> [Work to be completed]: Can you echo the items word for word, from their very first line through the line containing "cell-title: XX Hunter", both ends included?

> [Available records]:
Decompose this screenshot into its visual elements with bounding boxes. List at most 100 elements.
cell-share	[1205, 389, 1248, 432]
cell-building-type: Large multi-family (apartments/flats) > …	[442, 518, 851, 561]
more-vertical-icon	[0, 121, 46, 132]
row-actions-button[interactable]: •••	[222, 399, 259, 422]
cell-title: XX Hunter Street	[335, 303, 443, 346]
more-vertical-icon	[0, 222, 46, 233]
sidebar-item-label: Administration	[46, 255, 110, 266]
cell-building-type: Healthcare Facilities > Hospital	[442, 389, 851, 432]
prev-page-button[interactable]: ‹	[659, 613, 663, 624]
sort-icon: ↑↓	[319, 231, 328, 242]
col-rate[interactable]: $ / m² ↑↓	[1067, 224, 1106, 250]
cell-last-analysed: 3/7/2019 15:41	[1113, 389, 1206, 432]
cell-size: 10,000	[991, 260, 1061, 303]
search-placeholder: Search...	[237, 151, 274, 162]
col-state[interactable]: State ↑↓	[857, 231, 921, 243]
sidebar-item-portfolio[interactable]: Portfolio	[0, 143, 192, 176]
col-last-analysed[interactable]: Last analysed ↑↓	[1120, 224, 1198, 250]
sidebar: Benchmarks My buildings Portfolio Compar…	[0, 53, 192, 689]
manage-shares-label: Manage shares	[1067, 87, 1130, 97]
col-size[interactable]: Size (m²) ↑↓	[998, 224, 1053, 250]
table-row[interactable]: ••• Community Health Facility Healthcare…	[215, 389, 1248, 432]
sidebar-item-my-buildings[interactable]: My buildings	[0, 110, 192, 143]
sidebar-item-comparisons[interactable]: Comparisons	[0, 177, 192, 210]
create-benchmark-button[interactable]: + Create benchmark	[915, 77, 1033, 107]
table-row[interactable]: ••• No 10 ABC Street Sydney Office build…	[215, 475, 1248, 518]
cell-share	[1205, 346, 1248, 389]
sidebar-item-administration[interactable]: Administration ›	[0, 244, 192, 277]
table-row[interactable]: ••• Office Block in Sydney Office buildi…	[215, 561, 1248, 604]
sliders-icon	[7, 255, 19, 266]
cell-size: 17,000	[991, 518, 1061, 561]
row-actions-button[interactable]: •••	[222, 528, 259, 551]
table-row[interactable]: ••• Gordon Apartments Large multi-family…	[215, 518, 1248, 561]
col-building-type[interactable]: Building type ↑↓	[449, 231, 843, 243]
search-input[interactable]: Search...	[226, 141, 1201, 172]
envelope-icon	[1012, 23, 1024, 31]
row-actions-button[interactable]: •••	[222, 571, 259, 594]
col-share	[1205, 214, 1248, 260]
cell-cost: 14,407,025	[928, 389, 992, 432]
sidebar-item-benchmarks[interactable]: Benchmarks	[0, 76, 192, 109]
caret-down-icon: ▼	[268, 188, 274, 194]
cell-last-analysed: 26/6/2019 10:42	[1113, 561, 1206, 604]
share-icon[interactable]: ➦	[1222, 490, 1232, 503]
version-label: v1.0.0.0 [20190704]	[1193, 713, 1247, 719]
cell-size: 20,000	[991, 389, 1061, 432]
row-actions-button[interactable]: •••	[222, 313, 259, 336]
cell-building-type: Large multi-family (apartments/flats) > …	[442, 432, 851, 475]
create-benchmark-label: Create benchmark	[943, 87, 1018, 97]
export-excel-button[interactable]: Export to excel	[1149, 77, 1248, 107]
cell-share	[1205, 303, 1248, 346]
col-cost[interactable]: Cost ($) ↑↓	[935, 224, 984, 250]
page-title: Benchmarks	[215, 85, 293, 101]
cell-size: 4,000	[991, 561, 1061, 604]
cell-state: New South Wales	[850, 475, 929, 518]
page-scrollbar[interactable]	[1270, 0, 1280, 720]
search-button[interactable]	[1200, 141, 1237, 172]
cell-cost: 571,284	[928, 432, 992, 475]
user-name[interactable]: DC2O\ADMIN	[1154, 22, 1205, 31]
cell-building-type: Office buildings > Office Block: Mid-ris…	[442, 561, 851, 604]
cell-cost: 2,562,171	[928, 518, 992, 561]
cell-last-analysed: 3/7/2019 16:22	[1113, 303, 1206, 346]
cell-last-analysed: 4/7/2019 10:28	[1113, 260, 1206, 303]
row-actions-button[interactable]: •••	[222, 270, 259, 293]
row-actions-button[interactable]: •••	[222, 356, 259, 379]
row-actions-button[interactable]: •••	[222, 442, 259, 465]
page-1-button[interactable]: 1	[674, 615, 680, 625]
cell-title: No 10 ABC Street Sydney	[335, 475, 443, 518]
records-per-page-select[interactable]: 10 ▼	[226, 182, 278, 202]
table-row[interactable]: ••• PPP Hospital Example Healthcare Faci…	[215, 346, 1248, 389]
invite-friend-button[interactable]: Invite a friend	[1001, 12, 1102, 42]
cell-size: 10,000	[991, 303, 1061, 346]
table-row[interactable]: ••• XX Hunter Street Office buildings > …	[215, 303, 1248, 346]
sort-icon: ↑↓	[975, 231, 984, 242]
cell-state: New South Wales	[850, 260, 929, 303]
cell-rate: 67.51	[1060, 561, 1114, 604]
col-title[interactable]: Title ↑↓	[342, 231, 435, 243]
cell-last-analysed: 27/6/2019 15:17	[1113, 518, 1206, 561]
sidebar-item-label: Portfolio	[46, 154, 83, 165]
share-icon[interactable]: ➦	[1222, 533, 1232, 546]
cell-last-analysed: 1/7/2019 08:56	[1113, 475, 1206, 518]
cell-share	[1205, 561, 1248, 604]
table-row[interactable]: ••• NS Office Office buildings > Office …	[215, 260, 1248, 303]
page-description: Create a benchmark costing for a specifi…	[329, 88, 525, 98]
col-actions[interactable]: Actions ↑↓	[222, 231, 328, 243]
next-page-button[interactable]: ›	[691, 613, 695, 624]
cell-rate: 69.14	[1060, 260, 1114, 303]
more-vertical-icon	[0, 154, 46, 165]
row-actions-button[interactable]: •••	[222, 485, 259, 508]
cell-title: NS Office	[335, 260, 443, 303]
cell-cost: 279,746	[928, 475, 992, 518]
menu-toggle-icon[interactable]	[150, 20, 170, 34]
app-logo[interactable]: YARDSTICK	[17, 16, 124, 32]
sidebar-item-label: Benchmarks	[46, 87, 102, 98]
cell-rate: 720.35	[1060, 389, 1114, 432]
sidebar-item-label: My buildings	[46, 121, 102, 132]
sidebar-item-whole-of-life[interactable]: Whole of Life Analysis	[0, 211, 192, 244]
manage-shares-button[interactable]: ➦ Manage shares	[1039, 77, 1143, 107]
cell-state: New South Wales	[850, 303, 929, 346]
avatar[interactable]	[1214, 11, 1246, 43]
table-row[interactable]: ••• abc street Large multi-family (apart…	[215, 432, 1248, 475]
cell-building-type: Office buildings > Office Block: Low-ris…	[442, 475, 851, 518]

> [Problem solution]:
Decompose this screenshot into its visual elements with bounding boxes. List at most 100 elements.
cell-share	[1205, 389, 1248, 432]
cell-building-type: Large multi-family (apartments/flats) > …	[442, 518, 851, 561]
more-vertical-icon	[0, 121, 46, 132]
row-actions-button[interactable]: •••	[222, 399, 259, 422]
cell-title: XX Hunter Street	[335, 303, 443, 346]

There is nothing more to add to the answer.